Your objective - Tell how many lines contain the word "Cavity". Reply with the number only.

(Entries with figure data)
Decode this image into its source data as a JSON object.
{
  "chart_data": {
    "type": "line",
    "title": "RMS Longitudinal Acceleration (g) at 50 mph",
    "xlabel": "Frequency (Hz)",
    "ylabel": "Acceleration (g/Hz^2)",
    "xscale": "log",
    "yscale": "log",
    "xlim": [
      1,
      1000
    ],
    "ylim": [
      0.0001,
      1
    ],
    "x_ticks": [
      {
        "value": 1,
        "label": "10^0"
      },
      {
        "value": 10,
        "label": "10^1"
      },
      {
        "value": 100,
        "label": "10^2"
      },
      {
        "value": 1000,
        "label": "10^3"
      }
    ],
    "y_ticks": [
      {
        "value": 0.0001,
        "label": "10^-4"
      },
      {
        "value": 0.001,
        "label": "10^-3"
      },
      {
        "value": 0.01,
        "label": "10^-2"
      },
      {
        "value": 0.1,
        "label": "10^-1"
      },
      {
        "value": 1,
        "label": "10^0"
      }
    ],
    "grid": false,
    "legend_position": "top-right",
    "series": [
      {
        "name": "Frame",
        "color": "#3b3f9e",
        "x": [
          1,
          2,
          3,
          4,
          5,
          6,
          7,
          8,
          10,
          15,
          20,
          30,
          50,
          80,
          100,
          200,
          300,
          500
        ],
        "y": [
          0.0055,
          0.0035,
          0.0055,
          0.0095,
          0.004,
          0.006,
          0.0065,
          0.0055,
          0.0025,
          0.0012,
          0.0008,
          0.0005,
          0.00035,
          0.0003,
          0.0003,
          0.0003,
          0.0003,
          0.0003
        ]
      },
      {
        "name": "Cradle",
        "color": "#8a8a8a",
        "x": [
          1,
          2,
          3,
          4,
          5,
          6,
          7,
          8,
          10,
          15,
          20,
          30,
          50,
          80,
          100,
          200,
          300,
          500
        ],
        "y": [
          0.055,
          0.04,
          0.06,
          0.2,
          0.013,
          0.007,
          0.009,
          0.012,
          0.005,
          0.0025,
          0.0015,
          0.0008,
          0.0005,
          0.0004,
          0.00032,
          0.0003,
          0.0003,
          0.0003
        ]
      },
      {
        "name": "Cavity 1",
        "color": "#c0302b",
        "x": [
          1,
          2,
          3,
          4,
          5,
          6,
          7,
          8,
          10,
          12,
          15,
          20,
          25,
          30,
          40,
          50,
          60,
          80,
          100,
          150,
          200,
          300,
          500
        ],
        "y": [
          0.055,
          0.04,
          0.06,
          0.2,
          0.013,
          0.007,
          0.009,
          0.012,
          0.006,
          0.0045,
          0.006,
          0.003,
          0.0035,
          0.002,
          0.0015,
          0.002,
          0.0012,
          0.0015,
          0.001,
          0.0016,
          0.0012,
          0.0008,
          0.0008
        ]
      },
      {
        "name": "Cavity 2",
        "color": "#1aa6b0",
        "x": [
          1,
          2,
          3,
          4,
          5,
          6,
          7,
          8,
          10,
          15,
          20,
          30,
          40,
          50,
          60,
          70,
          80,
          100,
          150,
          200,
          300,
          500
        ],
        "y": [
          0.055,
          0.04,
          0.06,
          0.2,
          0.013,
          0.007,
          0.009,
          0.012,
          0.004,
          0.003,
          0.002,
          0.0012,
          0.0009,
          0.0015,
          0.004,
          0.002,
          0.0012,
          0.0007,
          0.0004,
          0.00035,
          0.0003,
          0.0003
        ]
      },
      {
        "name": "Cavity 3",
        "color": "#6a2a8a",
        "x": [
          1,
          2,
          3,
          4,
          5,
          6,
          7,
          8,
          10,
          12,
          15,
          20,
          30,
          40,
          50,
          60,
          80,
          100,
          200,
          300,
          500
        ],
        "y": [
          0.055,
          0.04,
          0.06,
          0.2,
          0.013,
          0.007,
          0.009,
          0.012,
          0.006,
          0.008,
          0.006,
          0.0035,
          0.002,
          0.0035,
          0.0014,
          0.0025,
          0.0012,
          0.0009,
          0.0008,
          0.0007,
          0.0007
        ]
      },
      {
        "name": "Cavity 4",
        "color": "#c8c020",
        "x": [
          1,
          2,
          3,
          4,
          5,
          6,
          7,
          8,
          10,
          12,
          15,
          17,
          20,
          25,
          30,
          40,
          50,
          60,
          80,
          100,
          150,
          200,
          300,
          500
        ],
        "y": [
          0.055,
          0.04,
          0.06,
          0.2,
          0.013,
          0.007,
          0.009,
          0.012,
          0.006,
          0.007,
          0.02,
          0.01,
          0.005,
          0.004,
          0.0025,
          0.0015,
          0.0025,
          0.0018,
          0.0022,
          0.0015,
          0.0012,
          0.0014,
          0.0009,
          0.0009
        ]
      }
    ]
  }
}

Problem solution - 4